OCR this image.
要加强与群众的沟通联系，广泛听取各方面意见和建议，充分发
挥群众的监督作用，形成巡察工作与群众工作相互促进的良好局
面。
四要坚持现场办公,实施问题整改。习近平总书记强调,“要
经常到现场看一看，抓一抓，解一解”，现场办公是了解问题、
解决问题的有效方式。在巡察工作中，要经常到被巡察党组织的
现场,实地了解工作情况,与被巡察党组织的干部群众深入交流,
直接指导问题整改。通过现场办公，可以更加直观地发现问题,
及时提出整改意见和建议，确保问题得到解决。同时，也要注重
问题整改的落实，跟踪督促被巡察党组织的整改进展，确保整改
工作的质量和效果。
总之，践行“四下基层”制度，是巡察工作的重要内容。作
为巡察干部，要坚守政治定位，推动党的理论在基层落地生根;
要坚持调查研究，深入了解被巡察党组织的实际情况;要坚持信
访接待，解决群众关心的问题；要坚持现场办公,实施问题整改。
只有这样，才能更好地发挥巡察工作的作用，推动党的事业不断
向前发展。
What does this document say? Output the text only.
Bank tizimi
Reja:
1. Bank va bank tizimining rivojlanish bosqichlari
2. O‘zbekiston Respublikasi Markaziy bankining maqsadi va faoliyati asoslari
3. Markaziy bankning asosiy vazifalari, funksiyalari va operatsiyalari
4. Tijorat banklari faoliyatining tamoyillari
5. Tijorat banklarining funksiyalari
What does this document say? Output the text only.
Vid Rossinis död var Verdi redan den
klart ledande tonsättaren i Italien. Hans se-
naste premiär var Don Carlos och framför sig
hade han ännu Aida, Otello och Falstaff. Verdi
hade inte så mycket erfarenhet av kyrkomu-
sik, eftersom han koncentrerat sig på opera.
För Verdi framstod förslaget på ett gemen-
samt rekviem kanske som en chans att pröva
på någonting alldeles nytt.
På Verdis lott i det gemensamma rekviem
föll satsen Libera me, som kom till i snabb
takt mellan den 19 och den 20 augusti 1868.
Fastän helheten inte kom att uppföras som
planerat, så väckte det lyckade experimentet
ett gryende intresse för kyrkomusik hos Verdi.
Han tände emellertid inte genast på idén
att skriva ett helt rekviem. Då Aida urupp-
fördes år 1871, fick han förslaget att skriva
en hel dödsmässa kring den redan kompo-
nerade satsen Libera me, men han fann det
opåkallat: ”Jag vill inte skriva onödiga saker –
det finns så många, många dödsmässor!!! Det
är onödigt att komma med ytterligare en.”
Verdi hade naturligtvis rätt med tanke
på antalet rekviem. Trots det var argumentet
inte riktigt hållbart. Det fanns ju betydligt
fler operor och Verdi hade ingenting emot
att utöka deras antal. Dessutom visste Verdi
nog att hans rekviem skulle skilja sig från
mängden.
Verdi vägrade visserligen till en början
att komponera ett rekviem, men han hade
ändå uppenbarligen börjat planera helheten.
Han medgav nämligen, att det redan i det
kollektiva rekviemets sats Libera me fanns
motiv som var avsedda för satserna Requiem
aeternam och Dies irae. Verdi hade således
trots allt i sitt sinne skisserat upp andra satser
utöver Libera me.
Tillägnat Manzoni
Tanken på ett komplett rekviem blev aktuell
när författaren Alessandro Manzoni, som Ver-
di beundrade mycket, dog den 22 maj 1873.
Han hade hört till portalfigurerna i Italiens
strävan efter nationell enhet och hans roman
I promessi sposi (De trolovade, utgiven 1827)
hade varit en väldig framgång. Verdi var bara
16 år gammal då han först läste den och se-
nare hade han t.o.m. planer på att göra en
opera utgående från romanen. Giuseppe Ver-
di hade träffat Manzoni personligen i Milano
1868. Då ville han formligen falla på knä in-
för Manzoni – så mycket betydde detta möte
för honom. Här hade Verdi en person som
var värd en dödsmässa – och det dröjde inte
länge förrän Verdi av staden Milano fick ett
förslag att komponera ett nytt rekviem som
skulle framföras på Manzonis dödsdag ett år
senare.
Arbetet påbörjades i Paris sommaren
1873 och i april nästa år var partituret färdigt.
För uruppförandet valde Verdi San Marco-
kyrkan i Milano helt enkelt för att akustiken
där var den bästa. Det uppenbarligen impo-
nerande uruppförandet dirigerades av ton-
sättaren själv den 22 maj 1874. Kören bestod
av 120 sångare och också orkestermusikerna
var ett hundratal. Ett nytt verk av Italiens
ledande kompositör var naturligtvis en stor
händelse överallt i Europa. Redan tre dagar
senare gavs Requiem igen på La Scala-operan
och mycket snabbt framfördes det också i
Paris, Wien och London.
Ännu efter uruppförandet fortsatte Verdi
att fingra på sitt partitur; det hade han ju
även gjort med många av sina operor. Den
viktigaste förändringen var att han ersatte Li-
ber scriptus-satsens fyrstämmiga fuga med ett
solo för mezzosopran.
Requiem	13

_ _ _ _

Reproduce every line above without error.

> [SOLUTION FOR THIS EXERCISE]:
OCR this image.
要加强与群众的沟通联系，广泛听取各方面意见和建议，充分发
挥群众的监督作用，形成巡察工作与群众工作相互促进的良好局
面。
四要坚持现场办公,实施问题整改。习近平总书记强调,“要
经常到现场看一看，抓一抓，解一解”，现场办公是了解问题、
解决问题的有效方式。在巡察工作中，要经常到被巡察党组织的
现场,实地了解工作情况,与被巡察党组织的干部群众深入交流,
直接指导问题整改。通过现场办公，可以更加直观地发现问题,
及时提出整改意见和建议，确保问题得到解决。同时，也要注重
问题整改的落实，跟踪督促被巡察党组织的整改进展，确保整改
工作的质量和效果。
总之，践行“四下基层”制度，是巡察工作的重要内容。作
为巡察干部，要坚守政治定位，推动党的理论在基层落地生根;
要坚持调查研究，深入了解被巡察党组织的实际情况;要坚持信
访接待，解决群众关心的问题；要坚持现场办公,实施问题整改。
只有这样，才能更好地发挥巡察工作的作用，推动党的事业不断
向前发展。
What does this document say? Output the text only.
Bank tizimi
Reja:
1. Bank va bank tizimining rivojlanish bosqichlari
2. O‘zbekiston Respublikasi Markaziy bankining maqsadi va faoliyati asoslari
3. Markaziy bankning asosiy vazifalari, funksiyalari va operatsiyalari
4. Tijorat banklari faoliyatining tamoyillari
5. Tijorat banklarining funksiyalari
What does this document say? Output the text only.
Vid Rossinis död var Verdi redan den
klart ledande tonsättaren i Italien. Hans se-
naste premiär var Don Carlos och framför sig
hade han ännu Aida, Otello och Falstaff. Verdi
hade inte så mycket erfarenhet av kyrkomu-
sik, eftersom han koncentrerat sig på opera.
För Verdi framstod förslaget på ett gemen-
samt rekviem kanske som en chans att pröva
på någonting alldeles nytt.
På Verdis lott i det gemensamma rekviem
föll satsen Libera me, som kom till i snabb
takt mellan den 19 och den 20 augusti 1868.
Fastän helheten inte kom att uppföras som
planerat, så väckte det lyckade experimentet
ett gryende intresse för kyrkomusik hos Verdi.
Han tände emellertid inte genast på idén
att skriva ett helt rekviem. Då Aida urupp-
fördes år 1871, fick han förslaget att skriva
en hel dödsmässa kring den redan kompo-
nerade satsen Libera me, men han fann det
opåkallat: ”Jag vill inte skriva onödiga saker –
det finns så många, många dödsmässor!!! Det
är onödigt att komma med ytterligare en.”
Verdi hade naturligtvis rätt med tanke
på antalet rekviem. Trots det var argumentet
inte riktigt hållbart. Det fanns ju betydligt
fler operor och Verdi hade ingenting emot
att utöka deras antal. Dessutom visste Verdi
nog att hans rekviem skulle skilja sig från
mängden.
Verdi vägrade visserligen till en början
att komponera ett rekviem, men han hade
ändå uppenbarligen börjat planera helheten.
Han medgav nämligen, att det redan i det
kollektiva rekviemets sats Libera me fanns
motiv som var avsedda för satserna Requiem
aeternam och Dies irae. Verdi hade således
trots allt i sitt sinne skisserat upp andra satser
utöver Libera me.
Tillägnat Manzoni
Tanken på ett komplett rekviem blev aktuell
när författaren Alessandro Manzoni, som Ver-
di beundrade mycket, dog den 22 maj 1873.
Han hade hört till portalfigurerna i Italiens
strävan efter nationell enhet och hans roman
I promessi sposi (De trolovade, utgiven 1827)
hade varit en väldig framgång. Verdi var bara
16 år gammal då han först läste den och se-
nare hade han t.o.m. planer på att göra en
opera utgående från romanen. Giuseppe Ver-
di hade träffat Manzoni personligen i Milano
1868. Då ville han formligen falla på knä in-
för Manzoni – så mycket betydde detta möte
för honom. Här hade Verdi en person som
var värd en dödsmässa – och det dröjde inte
länge förrän Verdi av staden Milano fick ett
förslag att komponera ett nytt rekviem som
skulle framföras på Manzonis dödsdag ett år
senare.
Arbetet påbörjades i Paris sommaren
1873 och i april nästa år var partituret färdigt.
För uruppförandet valde Verdi San Marco-
kyrkan i Milano helt enkelt för att akustiken
där var den bästa. Det uppenbarligen impo-
nerande uruppförandet dirigerades av ton-
sättaren själv den 22 maj 1874. Kören bestod
av 120 sångare och också orkestermusikerna
var ett hundratal. Ett nytt verk av Italiens
ledande kompositör var naturligtvis en stor
händelse överallt i Europa. Redan tre dagar
senare gavs Requiem igen på La Scala-operan
och mycket snabbt framfördes det också i
Paris, Wien och London.
Ännu efter uruppförandet fortsatte Verdi
att fingra på sitt partitur; det hade han ju
även gjort med många av sina operor. Den
viktigaste förändringen var att han ersatte Li-
ber scriptus-satsens fyrstämmiga fuga med ett
solo för mezzosopran.
Requiem	13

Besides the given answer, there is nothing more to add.